====== Entries shown ======

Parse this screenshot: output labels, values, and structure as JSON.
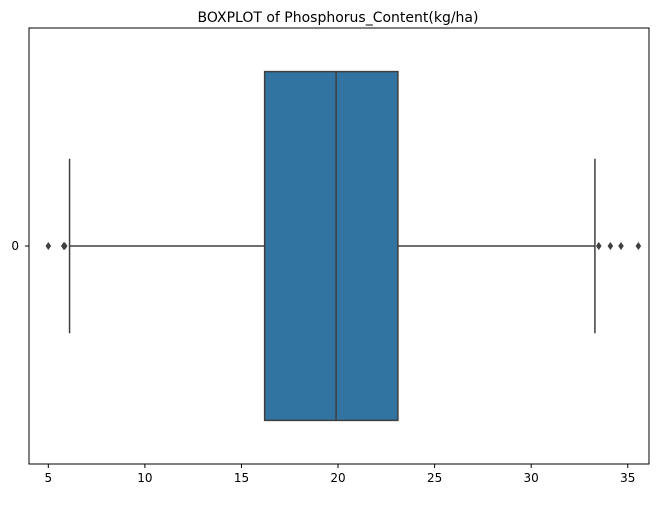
{
  "chart_data": {
    "type": "boxplot",
    "title": "BOXPLOT of Phosphorus_Content(kg/ha)",
    "xlabel": "",
    "ylabel": "",
    "orientation": "horizontal",
    "xlim": [
      4.0,
      36.1
    ],
    "x_ticks": [
      5,
      10,
      15,
      20,
      25,
      30,
      35
    ],
    "y_ticks": [
      "0"
    ],
    "grid": false,
    "box_color": "#3274a1",
    "line_color": "#3f3f3f",
    "boxes": [
      {
        "category": "0",
        "whisker_low": 6.1,
        "q1": 16.2,
        "median": 19.9,
        "q3": 23.1,
        "whisker_high": 33.3,
        "outliers": [
          5.0,
          5.8,
          5.85,
          33.5,
          34.1,
          34.65,
          35.55
        ]
      }
    ]
  }
}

======

## Problem requirements
Copy every line of the data word for word, omitting the images.

## Answer below
Parse this screenshot: output labels, values, and structure as JSON.
{
  "chart_data": {
    "type": "boxplot",
    "title": "BOXPLOT of Phosphorus_Content(kg/ha)",
    "xlabel": "",
    "ylabel": "",
    "orientation": "horizontal",
    "xlim": [
      4.0,
      36.1
    ],
    "x_ticks": [
      5,
      10,
      15,
      20,
      25,
      30,
      35
    ],
    "y_ticks": [
      "0"
    ],
    "grid": false,
    "box_color": "#3274a1",
    "line_color": "#3f3f3f",
    "boxes": [
      {
        "category": "0",
        "whisker_low": 6.1,
        "q1": 16.2,
        "median": 19.9,
        "q3": 23.1,
        "whisker_high": 33.3,
        "outliers": [
          5.0,
          5.8,
          5.85,
          33.5,
          34.1,
          34.65,
          35.55
        ]
      }
    ]
  }
}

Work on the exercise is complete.